PAGE EXCERPT
>> Begin
I mean, I didn’t understand all the rules, and I just -- I didn’t think -- a lot of them didn’t make sense. But then again, I had a pretty good life with my family. I've got two brothers and three sisters. I knew how hard it was when my brother left. To see how heartbreaking it was to my parents. That made it hard for me to leave.

Slate: Jan

Jan: I started painting these in the years after I left the Amish, to show other people what I had seen. I didn’t see television or read magazines. I didn’t have newspapers. This is what I saw.

I grew up in Akron, Ohio. I got married early. In the early 70s, we moved from the suburbs of Akron out to the country. We were isolated, trying to figure out how to live on the land. Needing a lot of assistance. We weren’t doing a very good job of it.

The Amish lived in connecting farms all over for miles. We would go over there and visit, maybe just to buy eggs or something like that. They knew how to live off the land successfully and happily. We, I guess, probably envied what they had, and thought, "Well, if they can do it, we can too."

We probably had been there maybe 10 years already. We were starting to wear plain clothing and starting to go to some of their church services, and probably I felt there would be more acceptance upon being a member. I'd be viewed as more committed. I thought I was joining for life. I thought, this is what I’m going to do.

Slate: Paul

Paul: My parents were idealistic. That picture. It’s kind of like the vacation gone awry. It’s the picture taken before they hop in their canoe and go down the river. Everybody’s happy. "We’re going to have a fun ride."

We had no idea what it meant to be Amish. We thought a clothes change, and probably a little more, but we had no idea how much more. Learning the functional skills of the Amish was relatively easy. I enjoyed breaking the horses and milking cows and feeding hogs and cutting timber. But that was trivial compared to learning the language and understanding the culture.

We were the outsider in their world. And we were the butt of a lot of jokes. It’s a very rigid society. Everything about your life you’re told what you can and can’t do. It is preached often in the sermons. It’s spoken of by the ministers. Everyone needs to know their place. Everyone needs to remain in their place. It’s very comforting to know your place, in a lot of ways, as long as you’re content with that. And if you’re not content with that, then you’re going to have a hard go of it.
>> End
EXERCISE
Could you repeat the Amish interview word for word, beginning at the words "We had no idea what" and stopping after "hard go of it."?

GIVEN INFORMATION
>> Begin
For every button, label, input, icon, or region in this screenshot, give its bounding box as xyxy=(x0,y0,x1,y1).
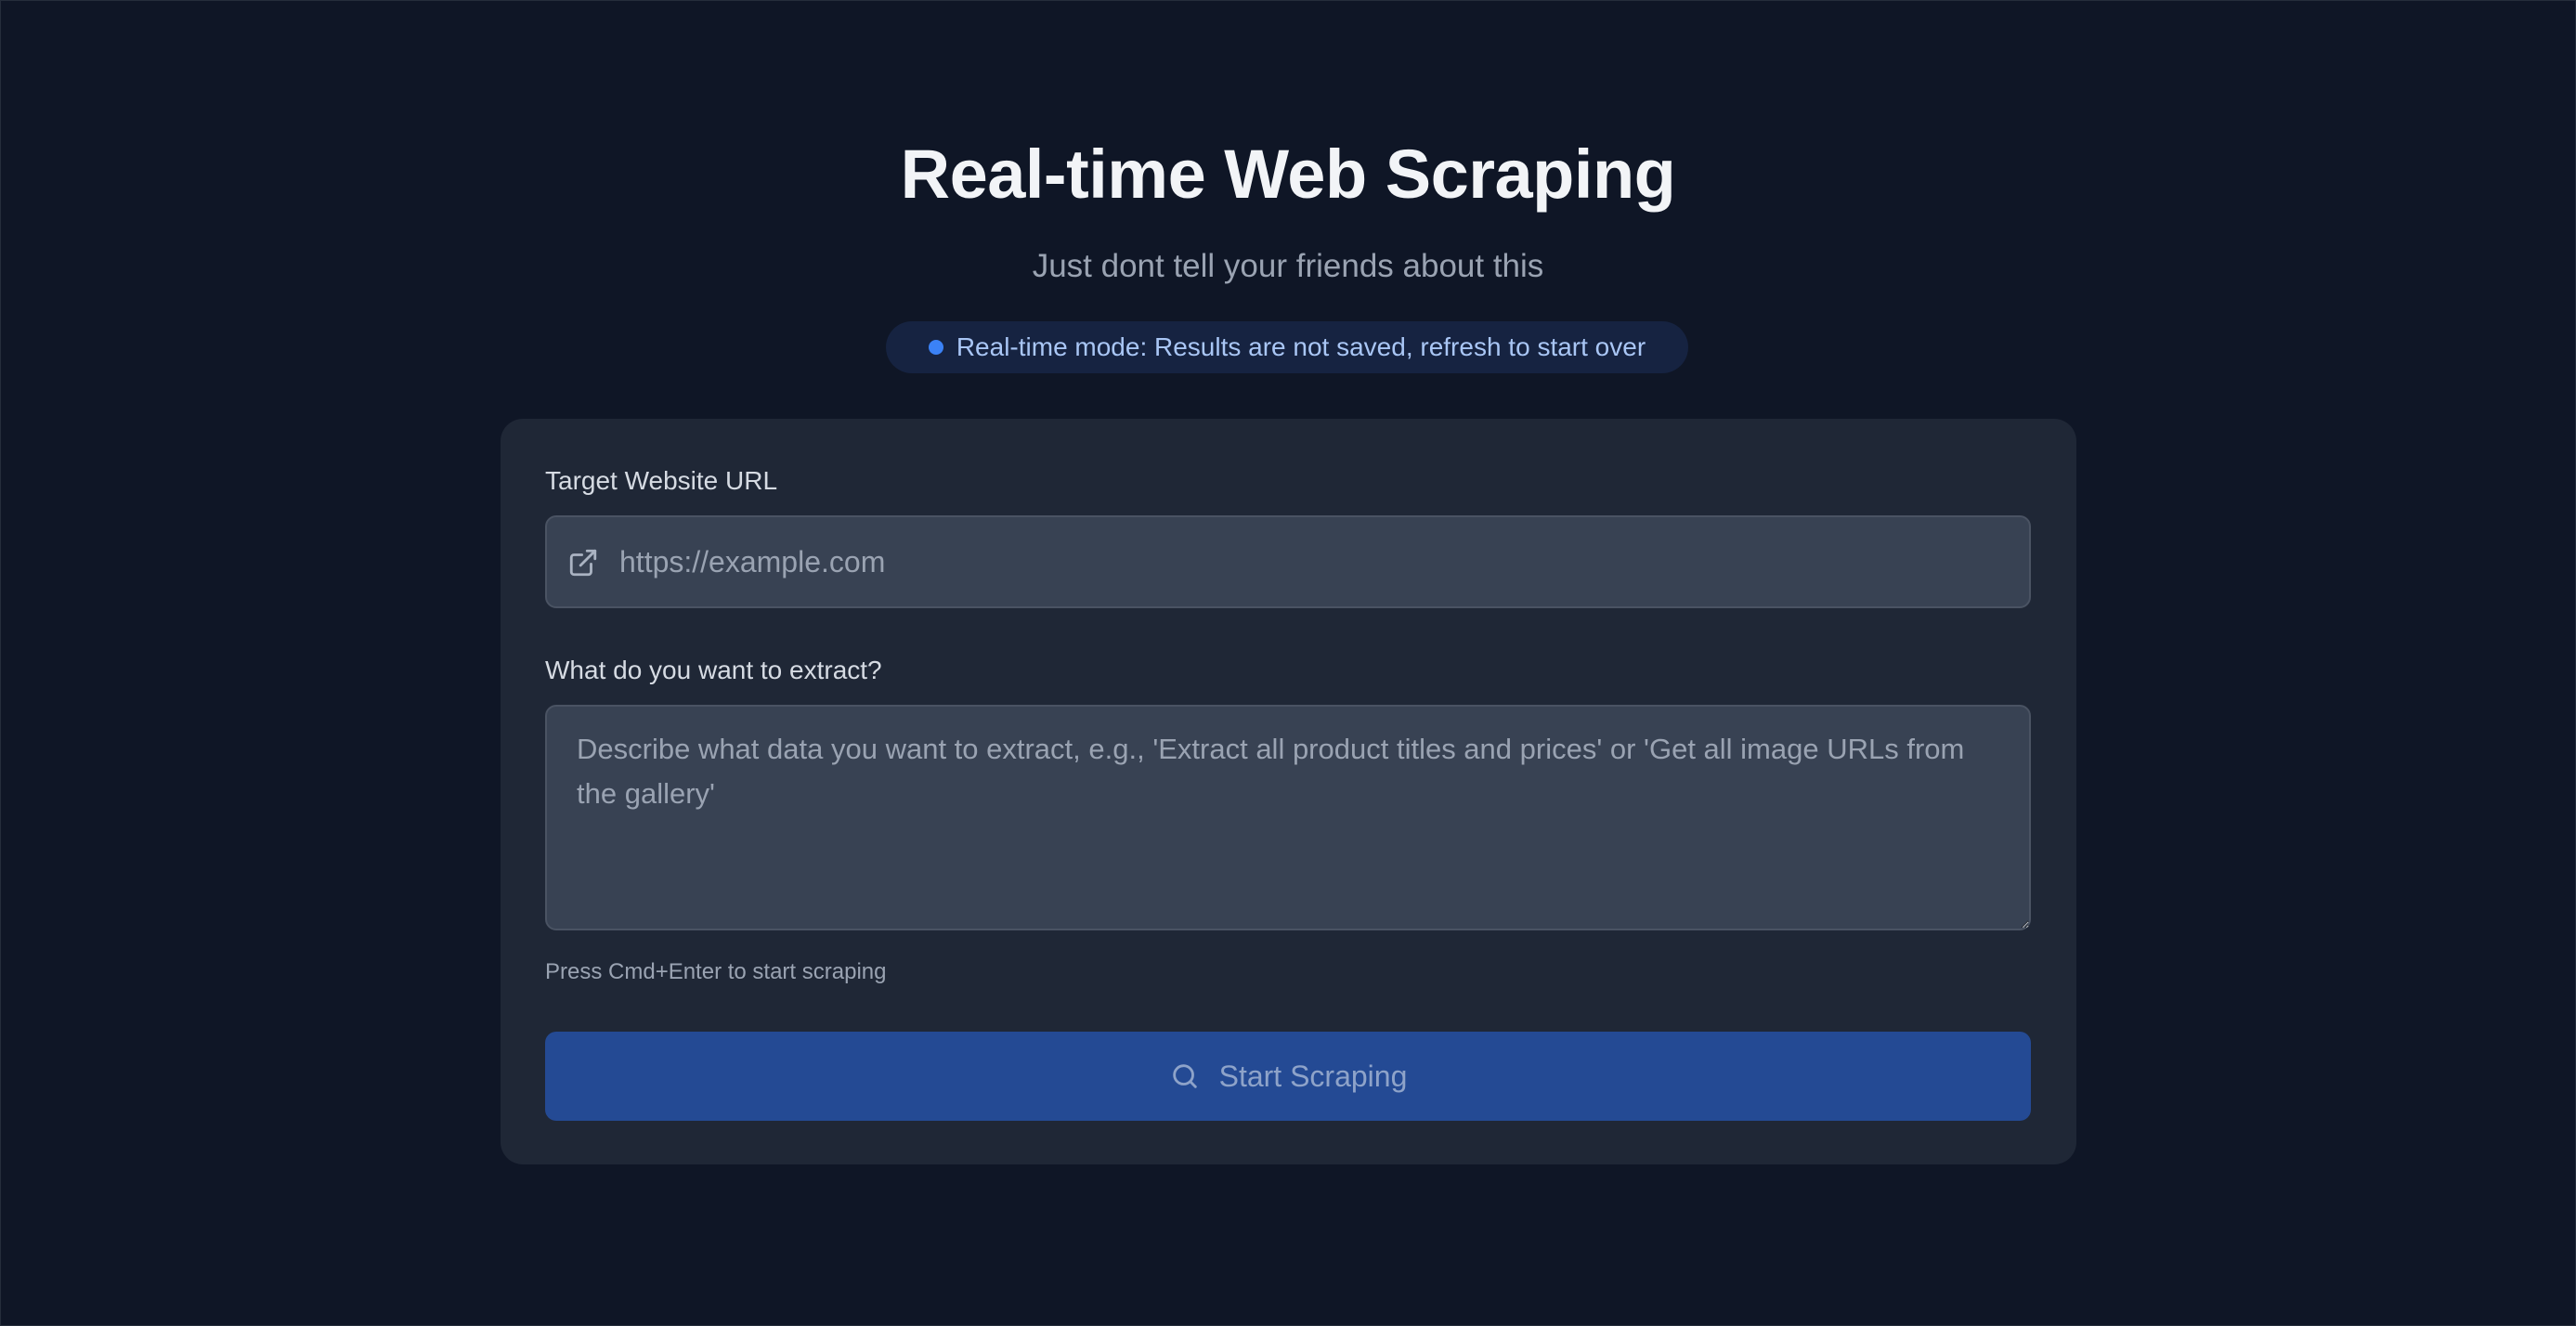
>> End
ANSWER TO THIS EXERCISE
We had no idea what it meant to be Amish. We thought a clothes change, and probably a little more, but we had no idea how much more. Learning the functional skills of the Amish was relatively easy. I enjoyed breaking the horses and milking cows and feeding hogs and cutting timber. But that was trivial compared to learning the language and understanding the culture.

We were the outsider in their world. And we were the butt of a lot of jokes. It’s a very rigid society. Everything about your life you’re told what you can and can’t do. It is preached often in the sermons. It’s spoken of by the ministers. Everyone needs to know their place. Everyone needs to remain in their place. It’s very comforting to know your place, in a lot of ways, as long as you’re content with that. And if you’re not content with that, then you’re going to have a hard go of it.